Instructions to follow:
In the data that follows, count each line holding the string "Visão"; answer with the number only.

Given entries:
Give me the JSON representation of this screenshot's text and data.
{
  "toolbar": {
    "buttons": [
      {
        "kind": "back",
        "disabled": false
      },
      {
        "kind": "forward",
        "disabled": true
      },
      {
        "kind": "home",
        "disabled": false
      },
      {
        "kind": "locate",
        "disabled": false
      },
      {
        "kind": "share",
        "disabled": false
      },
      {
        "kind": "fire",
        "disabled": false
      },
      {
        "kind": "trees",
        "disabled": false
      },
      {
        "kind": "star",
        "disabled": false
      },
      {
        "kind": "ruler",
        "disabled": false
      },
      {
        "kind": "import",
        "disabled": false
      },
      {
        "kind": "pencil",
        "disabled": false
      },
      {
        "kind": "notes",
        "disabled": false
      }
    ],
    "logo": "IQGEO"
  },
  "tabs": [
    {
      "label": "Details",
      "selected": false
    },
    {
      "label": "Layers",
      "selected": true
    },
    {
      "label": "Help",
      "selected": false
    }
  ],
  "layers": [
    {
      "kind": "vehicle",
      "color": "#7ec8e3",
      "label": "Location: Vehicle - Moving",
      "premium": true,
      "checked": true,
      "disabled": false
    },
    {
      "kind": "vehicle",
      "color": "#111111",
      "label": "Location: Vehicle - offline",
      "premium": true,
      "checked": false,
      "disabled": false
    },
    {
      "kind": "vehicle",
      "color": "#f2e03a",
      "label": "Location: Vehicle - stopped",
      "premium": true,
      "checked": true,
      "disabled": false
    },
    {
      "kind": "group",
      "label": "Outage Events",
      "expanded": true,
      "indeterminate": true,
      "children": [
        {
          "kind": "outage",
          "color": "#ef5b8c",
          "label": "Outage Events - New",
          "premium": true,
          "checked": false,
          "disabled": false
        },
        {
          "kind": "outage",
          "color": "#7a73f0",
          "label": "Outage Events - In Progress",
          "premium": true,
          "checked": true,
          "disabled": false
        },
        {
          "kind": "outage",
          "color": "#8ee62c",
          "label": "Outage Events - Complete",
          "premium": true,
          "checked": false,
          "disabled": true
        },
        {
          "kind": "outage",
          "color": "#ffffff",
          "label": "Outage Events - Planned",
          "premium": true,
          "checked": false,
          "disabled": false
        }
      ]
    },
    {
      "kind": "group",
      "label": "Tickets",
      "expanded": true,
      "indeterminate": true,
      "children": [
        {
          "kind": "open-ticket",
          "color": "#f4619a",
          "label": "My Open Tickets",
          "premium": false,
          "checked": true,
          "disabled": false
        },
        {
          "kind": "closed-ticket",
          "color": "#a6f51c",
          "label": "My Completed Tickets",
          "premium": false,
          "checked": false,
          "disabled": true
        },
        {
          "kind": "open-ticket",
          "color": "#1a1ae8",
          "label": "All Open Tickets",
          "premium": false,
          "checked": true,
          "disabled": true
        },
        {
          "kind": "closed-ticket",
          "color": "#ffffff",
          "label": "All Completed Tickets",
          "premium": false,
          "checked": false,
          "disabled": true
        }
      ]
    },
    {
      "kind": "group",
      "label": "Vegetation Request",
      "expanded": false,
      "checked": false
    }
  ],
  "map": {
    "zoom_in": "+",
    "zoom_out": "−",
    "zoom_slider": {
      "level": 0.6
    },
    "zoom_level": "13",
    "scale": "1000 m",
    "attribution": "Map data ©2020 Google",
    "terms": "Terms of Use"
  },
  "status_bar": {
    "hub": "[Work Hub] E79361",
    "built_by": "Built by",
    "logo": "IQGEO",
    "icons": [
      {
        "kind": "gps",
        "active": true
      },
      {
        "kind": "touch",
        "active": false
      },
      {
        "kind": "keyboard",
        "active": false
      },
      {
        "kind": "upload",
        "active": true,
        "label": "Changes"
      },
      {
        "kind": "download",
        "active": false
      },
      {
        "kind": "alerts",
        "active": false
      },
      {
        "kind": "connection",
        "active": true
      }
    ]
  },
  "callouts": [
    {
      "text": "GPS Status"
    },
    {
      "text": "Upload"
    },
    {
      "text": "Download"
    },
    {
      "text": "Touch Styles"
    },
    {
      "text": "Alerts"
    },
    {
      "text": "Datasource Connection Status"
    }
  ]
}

==

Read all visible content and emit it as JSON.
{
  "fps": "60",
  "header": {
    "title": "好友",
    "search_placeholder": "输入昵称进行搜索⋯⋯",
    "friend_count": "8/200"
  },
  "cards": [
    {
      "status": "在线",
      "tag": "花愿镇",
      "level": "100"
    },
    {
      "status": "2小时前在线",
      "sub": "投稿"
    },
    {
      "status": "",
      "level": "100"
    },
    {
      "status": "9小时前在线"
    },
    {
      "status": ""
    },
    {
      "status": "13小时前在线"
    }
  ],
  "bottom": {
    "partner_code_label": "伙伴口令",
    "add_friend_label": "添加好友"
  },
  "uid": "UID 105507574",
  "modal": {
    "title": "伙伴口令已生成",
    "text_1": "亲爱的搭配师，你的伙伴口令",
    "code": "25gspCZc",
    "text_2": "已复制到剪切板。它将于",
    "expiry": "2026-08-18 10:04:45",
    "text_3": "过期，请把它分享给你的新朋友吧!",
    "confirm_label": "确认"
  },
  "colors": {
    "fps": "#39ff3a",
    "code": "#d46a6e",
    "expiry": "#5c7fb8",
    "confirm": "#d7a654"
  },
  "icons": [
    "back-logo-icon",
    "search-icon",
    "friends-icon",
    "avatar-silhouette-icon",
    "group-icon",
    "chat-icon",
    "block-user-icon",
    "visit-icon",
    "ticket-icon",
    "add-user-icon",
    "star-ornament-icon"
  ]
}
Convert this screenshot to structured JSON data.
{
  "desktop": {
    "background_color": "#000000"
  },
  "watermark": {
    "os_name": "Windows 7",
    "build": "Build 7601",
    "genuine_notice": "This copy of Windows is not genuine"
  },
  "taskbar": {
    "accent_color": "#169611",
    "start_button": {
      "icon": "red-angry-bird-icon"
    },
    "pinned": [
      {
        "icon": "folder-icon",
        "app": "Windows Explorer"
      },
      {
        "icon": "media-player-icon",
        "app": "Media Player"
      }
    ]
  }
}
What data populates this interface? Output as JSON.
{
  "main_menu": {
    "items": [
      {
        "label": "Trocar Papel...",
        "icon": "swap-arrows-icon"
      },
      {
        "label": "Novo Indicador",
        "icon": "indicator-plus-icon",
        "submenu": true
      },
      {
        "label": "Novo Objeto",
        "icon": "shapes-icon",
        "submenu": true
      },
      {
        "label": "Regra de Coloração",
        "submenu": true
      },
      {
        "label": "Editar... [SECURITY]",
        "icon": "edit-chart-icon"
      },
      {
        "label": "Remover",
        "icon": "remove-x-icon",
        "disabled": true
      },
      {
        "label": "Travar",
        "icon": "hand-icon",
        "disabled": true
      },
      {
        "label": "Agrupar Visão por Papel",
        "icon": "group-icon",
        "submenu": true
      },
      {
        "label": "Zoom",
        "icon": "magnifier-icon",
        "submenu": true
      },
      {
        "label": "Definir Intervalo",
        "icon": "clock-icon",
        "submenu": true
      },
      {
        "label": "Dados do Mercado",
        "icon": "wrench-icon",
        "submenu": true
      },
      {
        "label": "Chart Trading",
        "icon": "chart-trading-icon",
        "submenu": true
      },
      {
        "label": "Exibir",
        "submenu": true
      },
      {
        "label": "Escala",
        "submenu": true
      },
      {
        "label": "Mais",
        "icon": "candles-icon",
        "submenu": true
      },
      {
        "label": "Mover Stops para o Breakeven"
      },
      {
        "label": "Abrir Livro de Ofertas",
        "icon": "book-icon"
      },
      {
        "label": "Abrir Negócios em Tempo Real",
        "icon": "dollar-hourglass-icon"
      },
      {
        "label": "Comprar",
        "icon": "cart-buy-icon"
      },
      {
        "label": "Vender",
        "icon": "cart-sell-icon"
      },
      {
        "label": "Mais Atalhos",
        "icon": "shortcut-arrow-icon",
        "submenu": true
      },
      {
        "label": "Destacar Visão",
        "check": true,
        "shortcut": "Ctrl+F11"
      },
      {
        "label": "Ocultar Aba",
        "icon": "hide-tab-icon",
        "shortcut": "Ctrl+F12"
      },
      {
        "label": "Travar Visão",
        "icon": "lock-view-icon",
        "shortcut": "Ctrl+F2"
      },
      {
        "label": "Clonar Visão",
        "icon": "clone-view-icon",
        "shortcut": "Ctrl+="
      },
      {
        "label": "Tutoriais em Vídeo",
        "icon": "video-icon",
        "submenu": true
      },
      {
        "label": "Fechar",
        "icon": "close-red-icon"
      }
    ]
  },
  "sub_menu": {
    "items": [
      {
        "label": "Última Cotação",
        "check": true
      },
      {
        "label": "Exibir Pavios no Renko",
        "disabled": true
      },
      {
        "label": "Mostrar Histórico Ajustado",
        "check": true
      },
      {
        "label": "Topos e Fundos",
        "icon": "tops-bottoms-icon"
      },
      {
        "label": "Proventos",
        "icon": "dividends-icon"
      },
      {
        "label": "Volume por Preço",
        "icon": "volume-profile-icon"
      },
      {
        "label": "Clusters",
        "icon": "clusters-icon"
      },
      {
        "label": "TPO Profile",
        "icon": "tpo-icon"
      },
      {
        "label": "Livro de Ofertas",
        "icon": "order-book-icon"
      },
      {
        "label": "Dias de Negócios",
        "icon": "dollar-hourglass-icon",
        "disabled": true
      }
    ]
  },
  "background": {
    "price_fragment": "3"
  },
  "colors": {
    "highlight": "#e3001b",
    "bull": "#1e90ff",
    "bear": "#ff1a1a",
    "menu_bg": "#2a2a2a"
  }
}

* * *

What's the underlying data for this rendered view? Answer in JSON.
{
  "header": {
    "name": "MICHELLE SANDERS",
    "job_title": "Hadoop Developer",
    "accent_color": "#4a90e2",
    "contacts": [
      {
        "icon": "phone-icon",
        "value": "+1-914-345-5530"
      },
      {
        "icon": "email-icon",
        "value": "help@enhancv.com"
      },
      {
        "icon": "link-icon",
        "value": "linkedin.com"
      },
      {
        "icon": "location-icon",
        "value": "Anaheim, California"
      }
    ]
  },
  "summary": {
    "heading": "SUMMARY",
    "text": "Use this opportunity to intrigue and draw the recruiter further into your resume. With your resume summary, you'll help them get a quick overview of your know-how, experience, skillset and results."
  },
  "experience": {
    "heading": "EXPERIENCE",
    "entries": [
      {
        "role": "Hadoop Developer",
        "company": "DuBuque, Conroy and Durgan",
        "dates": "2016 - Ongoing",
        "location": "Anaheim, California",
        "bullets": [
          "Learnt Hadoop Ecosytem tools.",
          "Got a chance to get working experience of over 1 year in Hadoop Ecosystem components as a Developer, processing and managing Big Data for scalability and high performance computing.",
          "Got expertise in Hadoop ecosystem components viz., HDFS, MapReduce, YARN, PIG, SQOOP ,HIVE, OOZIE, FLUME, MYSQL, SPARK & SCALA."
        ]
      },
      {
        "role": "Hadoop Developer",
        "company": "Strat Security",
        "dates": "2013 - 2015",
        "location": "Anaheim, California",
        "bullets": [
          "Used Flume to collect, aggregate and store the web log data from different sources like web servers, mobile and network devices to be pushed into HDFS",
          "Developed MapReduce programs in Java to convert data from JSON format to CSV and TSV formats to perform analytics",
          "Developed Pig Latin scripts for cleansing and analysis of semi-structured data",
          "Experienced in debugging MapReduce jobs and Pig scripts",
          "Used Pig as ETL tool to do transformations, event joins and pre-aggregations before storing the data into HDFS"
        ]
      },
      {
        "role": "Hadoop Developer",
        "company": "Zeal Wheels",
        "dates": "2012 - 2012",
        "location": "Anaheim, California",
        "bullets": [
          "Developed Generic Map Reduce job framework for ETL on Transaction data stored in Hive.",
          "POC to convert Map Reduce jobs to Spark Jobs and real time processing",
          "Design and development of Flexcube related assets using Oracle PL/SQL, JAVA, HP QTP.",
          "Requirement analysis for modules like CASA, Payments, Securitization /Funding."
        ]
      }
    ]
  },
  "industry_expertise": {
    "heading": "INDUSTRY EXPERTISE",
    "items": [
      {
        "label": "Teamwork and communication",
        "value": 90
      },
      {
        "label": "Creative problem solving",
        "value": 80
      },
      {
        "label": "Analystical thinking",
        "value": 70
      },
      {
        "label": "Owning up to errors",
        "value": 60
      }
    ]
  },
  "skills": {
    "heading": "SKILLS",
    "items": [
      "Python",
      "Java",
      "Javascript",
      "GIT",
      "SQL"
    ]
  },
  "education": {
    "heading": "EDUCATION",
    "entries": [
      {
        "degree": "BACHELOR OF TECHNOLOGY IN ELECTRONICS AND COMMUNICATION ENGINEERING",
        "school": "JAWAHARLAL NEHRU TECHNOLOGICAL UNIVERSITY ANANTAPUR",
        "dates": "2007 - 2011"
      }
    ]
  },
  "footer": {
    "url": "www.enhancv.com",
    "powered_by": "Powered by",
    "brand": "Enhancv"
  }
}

Full answer:
4